== Task requirements ==
Exclude images, then output the remaining data verbatim.

== Records to process ==
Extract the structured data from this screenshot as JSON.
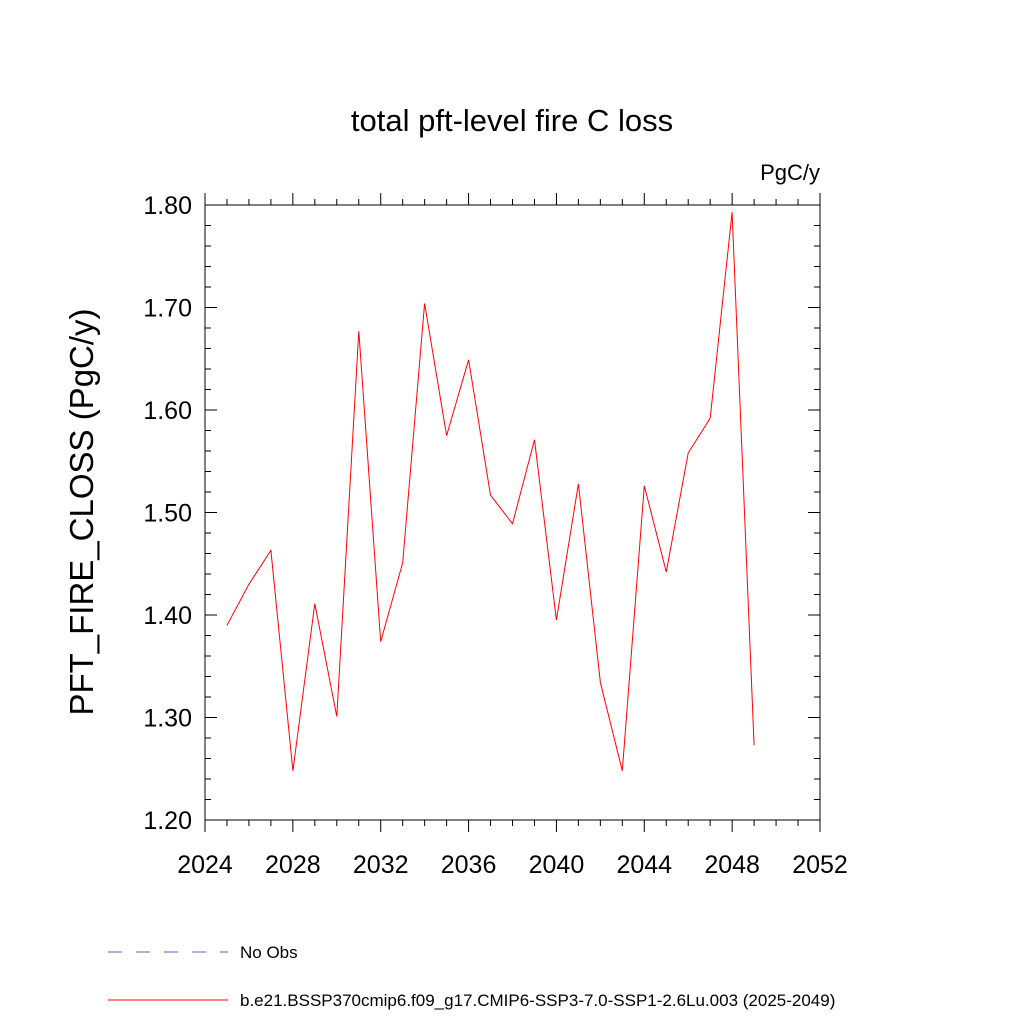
{
  "chart_data": {
    "type": "line",
    "title": "total pft-level fire C loss",
    "units_label": "PgC/y",
    "xlabel": "",
    "ylabel": "PFT_FIRE_CLOSS  (PgC/y)",
    "xlim": [
      2024,
      2052
    ],
    "ylim": [
      1.2,
      1.8
    ],
    "x_ticks": [
      2024,
      2028,
      2032,
      2036,
      2040,
      2044,
      2048,
      2052
    ],
    "x_tick_labels": [
      "2024",
      "2028",
      "2032",
      "2036",
      "2040",
      "2044",
      "2048",
      "2052"
    ],
    "y_ticks": [
      1.2,
      1.3,
      1.4,
      1.5,
      1.6,
      1.7,
      1.8
    ],
    "y_tick_labels": [
      "1.20",
      "1.30",
      "1.40",
      "1.50",
      "1.60",
      "1.70",
      "1.80"
    ],
    "grid": false,
    "legend_position": "bottom",
    "series": [
      {
        "name": "b.e21.BSSP370cmip6.f09_g17.CMIP6-SSP3-7.0-SSP1-2.6Lu.003 (2025-2049)",
        "color": "#ff0000",
        "style": "solid",
        "x": [
          2025,
          2026,
          2027,
          2028,
          2029,
          2030,
          2031,
          2032,
          2033,
          2034,
          2035,
          2036,
          2037,
          2038,
          2039,
          2040,
          2041,
          2042,
          2043,
          2044,
          2045,
          2046,
          2047,
          2048,
          2049
        ],
        "values": [
          1.39,
          1.43,
          1.463,
          1.248,
          1.411,
          1.301,
          1.677,
          1.374,
          1.451,
          1.704,
          1.575,
          1.649,
          1.517,
          1.489,
          1.571,
          1.395,
          1.528,
          1.334,
          1.248,
          1.526,
          1.442,
          1.558,
          1.592,
          1.793,
          1.273
        ]
      }
    ],
    "legend": [
      {
        "label": "No Obs",
        "color": "#6a5acd",
        "style": "dashed"
      },
      {
        "label": "b.e21.BSSP370cmip6.f09_g17.CMIP6-SSP3-7.0-SSP1-2.6Lu.003 (2025-2049)",
        "color": "#ff0000",
        "style": "solid"
      }
    ]
  }
}
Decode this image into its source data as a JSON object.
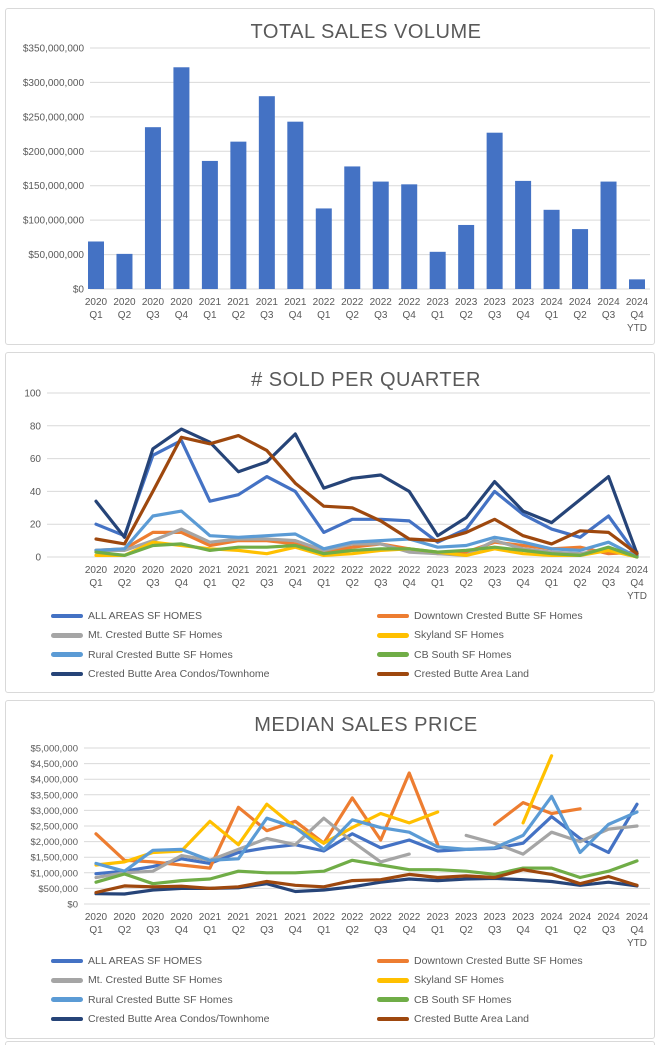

== Response for this exercise ==
Extract the structured data from this screenshot as JSON.
{
  "chart_data": {
    "type": "line",
    "title": "total pft-level fire C loss",
    "units_label": "PgC/y",
    "xlabel": "",
    "ylabel": "PFT_FIRE_CLOSS  (PgC/y)",
    "xlim": [
      2024,
      2052
    ],
    "ylim": [
      1.2,
      1.8
    ],
    "x_ticks": [
      2024,
      2028,
      2032,
      2036,
      2040,
      2044,
      2048,
      2052
    ],
    "x_tick_labels": [
      "2024",
      "2028",
      "2032",
      "2036",
      "2040",
      "2044",
      "2048",
      "2052"
    ],
    "y_ticks": [
      1.2,
      1.3,
      1.4,
      1.5,
      1.6,
      1.7,
      1.8
    ],
    "y_tick_labels": [
      "1.20",
      "1.30",
      "1.40",
      "1.50",
      "1.60",
      "1.70",
      "1.80"
    ],
    "grid": false,
    "legend_position": "bottom",
    "series": [
      {
        "name": "b.e21.BSSP370cmip6.f09_g17.CMIP6-SSP3-7.0-SSP1-2.6Lu.003 (2025-2049)",
        "color": "#ff0000",
        "style": "solid",
        "x": [
          2025,
          2026,
          2027,
          2028,
          2029,
          2030,
          2031,
          2032,
          2033,
          2034,
          2035,
          2036,
          2037,
          2038,
          2039,
          2040,
          2041,
          2042,
          2043,
          2044,
          2045,
          2046,
          2047,
          2048,
          2049
        ],
        "values": [
          1.39,
          1.43,
          1.463,
          1.248,
          1.411,
          1.301,
          1.677,
          1.374,
          1.451,
          1.704,
          1.575,
          1.649,
          1.517,
          1.489,
          1.571,
          1.395,
          1.528,
          1.334,
          1.248,
          1.526,
          1.442,
          1.558,
          1.592,
          1.793,
          1.273
        ]
      }
    ],
    "legend": [
      {
        "label": "No Obs",
        "color": "#6a5acd",
        "style": "dashed"
      },
      {
        "label": "b.e21.BSSP370cmip6.f09_g17.CMIP6-SSP3-7.0-SSP1-2.6Lu.003 (2025-2049)",
        "color": "#ff0000",
        "style": "solid"
      }
    ]
  }
}
Decode this image into its source data as a JSON object.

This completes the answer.